- **EXERCISE AIM**:
Below is a block of records; reproduce all of them exactly and leave out any pictures.

- **RECORDS SUPPLIED**:
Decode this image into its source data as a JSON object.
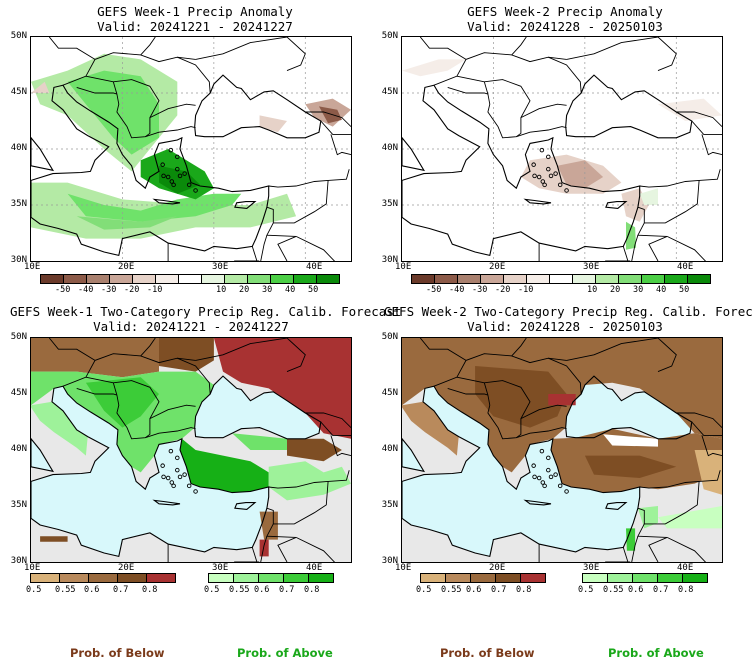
{
  "panels": [
    {
      "title": "GEFS Week-1 Precip Anomaly",
      "valid": "Valid: 20241221 - 20241227"
    },
    {
      "title": "GEFS Week-2 Precip Anomaly",
      "valid": "Valid: 20241228 - 20250103"
    },
    {
      "title": "GEFS Week-1 Two-Category Precip Reg. Calib. Forecast",
      "valid": "Valid: 20241221 - 20241227"
    },
    {
      "title": "GEFS Week-2 Two-Category Precip Reg. Calib. Forecast",
      "valid": "Valid: 20241228 - 20250103"
    }
  ],
  "lat_labels": [
    "50N",
    "45N",
    "40N",
    "35N",
    "30N"
  ],
  "lon_labels": [
    "10E",
    "20E",
    "30E",
    "40E"
  ],
  "anomaly_colorbar": {
    "labels": [
      "-50",
      "-40",
      "-30",
      "-20",
      "-10",
      "10",
      "20",
      "30",
      "40",
      "50"
    ],
    "colors": [
      "#6b3a2a",
      "#8c5a48",
      "#a9806e",
      "#c9a698",
      "#e6d2c8",
      "#f5ede8",
      "#ffffff",
      "#e6f5e0",
      "#b4eaa5",
      "#82de78",
      "#4ccf46",
      "#1aa81a",
      "#0a8a0a"
    ]
  },
  "prob_below_colorbar": {
    "labels": [
      "0.5",
      "0.55",
      "0.6",
      "0.7",
      "0.8"
    ],
    "colors": [
      "#d9b27a",
      "#b98a5c",
      "#9a6a3e",
      "#7e4e24",
      "#a83232"
    ]
  },
  "prob_above_colorbar": {
    "labels": [
      "0.5",
      "0.55",
      "0.6",
      "0.7",
      "0.8"
    ],
    "colors": [
      "#c8ffc0",
      "#9ef29a",
      "#6fe26a",
      "#3ccc38",
      "#16b016"
    ]
  },
  "legend": {
    "below": "Prob. of Below",
    "above": "Prob. of Above"
  },
  "colors": {
    "below_text": "#7a3a1a",
    "above_text": "#1aa81a",
    "sea": "#d8f8fb",
    "nodata": "#e8e8e8"
  }
}
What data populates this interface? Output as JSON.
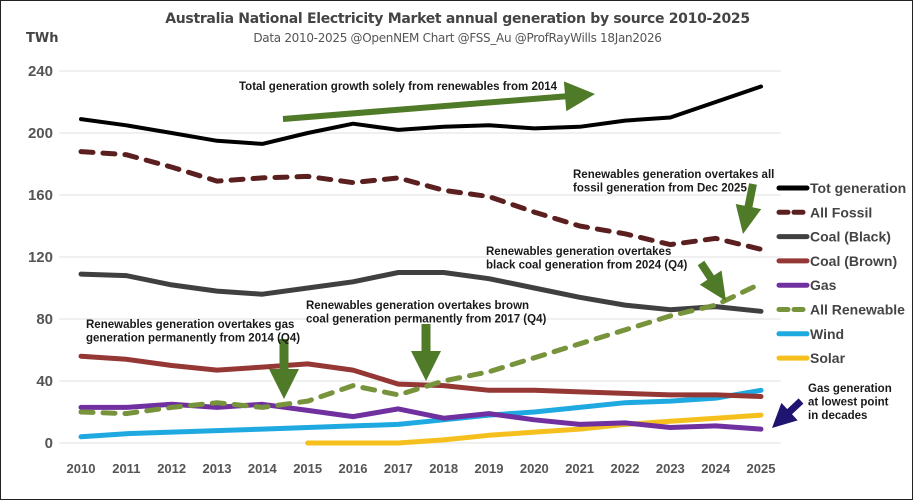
{
  "chart_data": {
    "type": "line",
    "title": "Australia National Electricity Market annual generation by source 2010-2025",
    "subtitle": "Data 2010-2025 @OpenNEM Chart @FSS_Au @ProfRayWills 18Jan2026",
    "ylabel": "TWh",
    "xlabel": "",
    "ylim": [
      0,
      240
    ],
    "yticks": [
      0,
      40,
      80,
      120,
      160,
      200,
      240
    ],
    "grid": true,
    "legend_position": "right",
    "x": [
      2010,
      2011,
      2012,
      2013,
      2014,
      2015,
      2016,
      2017,
      2018,
      2019,
      2020,
      2021,
      2022,
      2023,
      2024,
      2025
    ],
    "series": [
      {
        "name": "Tot generation",
        "color": "#000000",
        "dash": false,
        "values": [
          209,
          205,
          200,
          195,
          193,
          200,
          206,
          202,
          204,
          205,
          203,
          204,
          208,
          210,
          220,
          230
        ]
      },
      {
        "name": "All Fossil",
        "color": "#5c1f1f",
        "dash": true,
        "values": [
          188,
          186,
          178,
          169,
          171,
          172,
          168,
          171,
          163,
          159,
          149,
          140,
          135,
          128,
          132,
          125
        ]
      },
      {
        "name": "Coal (Black)",
        "color": "#404040",
        "dash": false,
        "values": [
          109,
          108,
          102,
          98,
          96,
          100,
          104,
          110,
          110,
          106,
          100,
          94,
          89,
          86,
          88,
          85
        ]
      },
      {
        "name": "Coal (Brown)",
        "color": "#953735",
        "dash": false,
        "values": [
          56,
          54,
          50,
          47,
          49,
          51,
          47,
          38,
          37,
          34,
          34,
          33,
          32,
          31,
          31,
          30
        ]
      },
      {
        "name": "Gas",
        "color": "#7030a0",
        "dash": false,
        "values": [
          23,
          23,
          25,
          23,
          25,
          21,
          17,
          22,
          16,
          19,
          15,
          12,
          13,
          10,
          11,
          9
        ]
      },
      {
        "name": "All Renewable",
        "color": "#77933c",
        "dash": true,
        "values": [
          20,
          19,
          23,
          26,
          23,
          27,
          37,
          31,
          40,
          46,
          55,
          64,
          73,
          82,
          89,
          103
        ]
      },
      {
        "name": "Wind",
        "color": "#1fa9e1",
        "dash": false,
        "values": [
          4,
          6,
          7,
          8,
          9,
          10,
          11,
          12,
          15,
          18,
          20,
          23,
          26,
          27,
          29,
          34
        ]
      },
      {
        "name": "Solar",
        "color": "#f5c01e",
        "dash": false,
        "values": [
          null,
          null,
          null,
          null,
          null,
          0,
          0,
          0,
          2,
          5,
          7,
          9,
          12,
          14,
          16,
          18
        ]
      }
    ],
    "annotations": [
      {
        "lines": [
          "Total generation growth solely from renewables from 2014"
        ],
        "arrow_color": "#4f7a28"
      },
      {
        "lines": [
          "Renewables generation overtakes all",
          "fossil generation from Dec 2025"
        ],
        "arrow_color": "#4f7a28"
      },
      {
        "lines": [
          "Renewables generation overtakes",
          "black coal generation from 2024 (Q4)"
        ],
        "arrow_color": "#4f7a28"
      },
      {
        "lines": [
          "Renewables generation overtakes brown",
          "coal generation permanently from 2017 (Q4)"
        ],
        "arrow_color": "#4f7a28"
      },
      {
        "lines": [
          "Renewables generation overtakes gas",
          "generation permanently from 2014 (Q4)"
        ],
        "arrow_color": "#4f7a28"
      },
      {
        "lines": [
          "Gas generation",
          "at lowest point",
          "in decades"
        ],
        "arrow_color": "#1f1470"
      }
    ]
  }
}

- **RESULT OF THIS TASK**:
Decode this image into its source data as a JSON object.
{
  "panels": [
    {
      "title": "GEFS Week-1 Precip Anomaly",
      "valid": "Valid: 20241221 - 20241227"
    },
    {
      "title": "GEFS Week-2 Precip Anomaly",
      "valid": "Valid: 20241228 - 20250103"
    },
    {
      "title": "GEFS Week-1 Two-Category Precip Reg. Calib. Forecast",
      "valid": "Valid: 20241221 - 20241227"
    },
    {
      "title": "GEFS Week-2 Two-Category Precip Reg. Calib. Forecast",
      "valid": "Valid: 20241228 - 20250103"
    }
  ],
  "lat_labels": [
    "50N",
    "45N",
    "40N",
    "35N",
    "30N"
  ],
  "lon_labels": [
    "10E",
    "20E",
    "30E",
    "40E"
  ],
  "anomaly_colorbar": {
    "labels": [
      "-50",
      "-40",
      "-30",
      "-20",
      "-10",
      "10",
      "20",
      "30",
      "40",
      "50"
    ],
    "colors": [
      "#6b3a2a",
      "#8c5a48",
      "#a9806e",
      "#c9a698",
      "#e6d2c8",
      "#f5ede8",
      "#ffffff",
      "#e6f5e0",
      "#b4eaa5",
      "#82de78",
      "#4ccf46",
      "#1aa81a",
      "#0a8a0a"
    ]
  },
  "prob_below_colorbar": {
    "labels": [
      "0.5",
      "0.55",
      "0.6",
      "0.7",
      "0.8"
    ],
    "colors": [
      "#d9b27a",
      "#b98a5c",
      "#9a6a3e",
      "#7e4e24",
      "#a83232"
    ]
  },
  "prob_above_colorbar": {
    "labels": [
      "0.5",
      "0.55",
      "0.6",
      "0.7",
      "0.8"
    ],
    "colors": [
      "#c8ffc0",
      "#9ef29a",
      "#6fe26a",
      "#3ccc38",
      "#16b016"
    ]
  },
  "legend": {
    "below": "Prob. of Below",
    "above": "Prob. of Above"
  },
  "colors": {
    "below_text": "#7a3a1a",
    "above_text": "#1aa81a",
    "sea": "#d8f8fb",
    "nodata": "#e8e8e8"
  }
}
What data populates this interface? Output as JSON.
{
  "chart_data": {
    "type": "line",
    "title": "Australia National Electricity Market annual generation by source 2010-2025",
    "subtitle": "Data 2010-2025 @OpenNEM Chart @FSS_Au @ProfRayWills 18Jan2026",
    "ylabel": "TWh",
    "xlabel": "",
    "ylim": [
      0,
      240
    ],
    "yticks": [
      0,
      40,
      80,
      120,
      160,
      200,
      240
    ],
    "grid": true,
    "legend_position": "right",
    "x": [
      2010,
      2011,
      2012,
      2013,
      2014,
      2015,
      2016,
      2017,
      2018,
      2019,
      2020,
      2021,
      2022,
      2023,
      2024,
      2025
    ],
    "series": [
      {
        "name": "Tot generation",
        "color": "#000000",
        "dash": false,
        "values": [
          209,
          205,
          200,
          195,
          193,
          200,
          206,
          202,
          204,
          205,
          203,
          204,
          208,
          210,
          220,
          230
        ]
      },
      {
        "name": "All Fossil",
        "color": "#5c1f1f",
        "dash": true,
        "values": [
          188,
          186,
          178,
          169,
          171,
          172,
          168,
          171,
          163,
          159,
          149,
          140,
          135,
          128,
          132,
          125
        ]
      },
      {
        "name": "Coal (Black)",
        "color": "#404040",
        "dash": false,
        "values": [
          109,
          108,
          102,
          98,
          96,
          100,
          104,
          110,
          110,
          106,
          100,
          94,
          89,
          86,
          88,
          85
        ]
      },
      {
        "name": "Coal (Brown)",
        "color": "#953735",
        "dash": false,
        "values": [
          56,
          54,
          50,
          47,
          49,
          51,
          47,
          38,
          37,
          34,
          34,
          33,
          32,
          31,
          31,
          30
        ]
      },
      {
        "name": "Gas",
        "color": "#7030a0",
        "dash": false,
        "values": [
          23,
          23,
          25,
          23,
          25,
          21,
          17,
          22,
          16,
          19,
          15,
          12,
          13,
          10,
          11,
          9
        ]
      },
      {
        "name": "All Renewable",
        "color": "#77933c",
        "dash": true,
        "values": [
          20,
          19,
          23,
          26,
          23,
          27,
          37,
          31,
          40,
          46,
          55,
          64,
          73,
          82,
          89,
          103
        ]
      },
      {
        "name": "Wind",
        "color": "#1fa9e1",
        "dash": false,
        "values": [
          4,
          6,
          7,
          8,
          9,
          10,
          11,
          12,
          15,
          18,
          20,
          23,
          26,
          27,
          29,
          34
        ]
      },
      {
        "name": "Solar",
        "color": "#f5c01e",
        "dash": false,
        "values": [
          null,
          null,
          null,
          null,
          null,
          0,
          0,
          0,
          2,
          5,
          7,
          9,
          12,
          14,
          16,
          18
        ]
      }
    ],
    "annotations": [
      {
        "lines": [
          "Total generation growth solely from renewables from 2014"
        ],
        "arrow_color": "#4f7a28"
      },
      {
        "lines": [
          "Renewables generation overtakes all",
          "fossil generation from Dec 2025"
        ],
        "arrow_color": "#4f7a28"
      },
      {
        "lines": [
          "Renewables generation overtakes",
          "black coal generation from 2024 (Q4)"
        ],
        "arrow_color": "#4f7a28"
      },
      {
        "lines": [
          "Renewables generation overtakes brown",
          "coal generation permanently from 2017 (Q4)"
        ],
        "arrow_color": "#4f7a28"
      },
      {
        "lines": [
          "Renewables generation overtakes gas",
          "generation permanently from 2014 (Q4)"
        ],
        "arrow_color": "#4f7a28"
      },
      {
        "lines": [
          "Gas generation",
          "at lowest point",
          "in decades"
        ],
        "arrow_color": "#1f1470"
      }
    ]
  }
}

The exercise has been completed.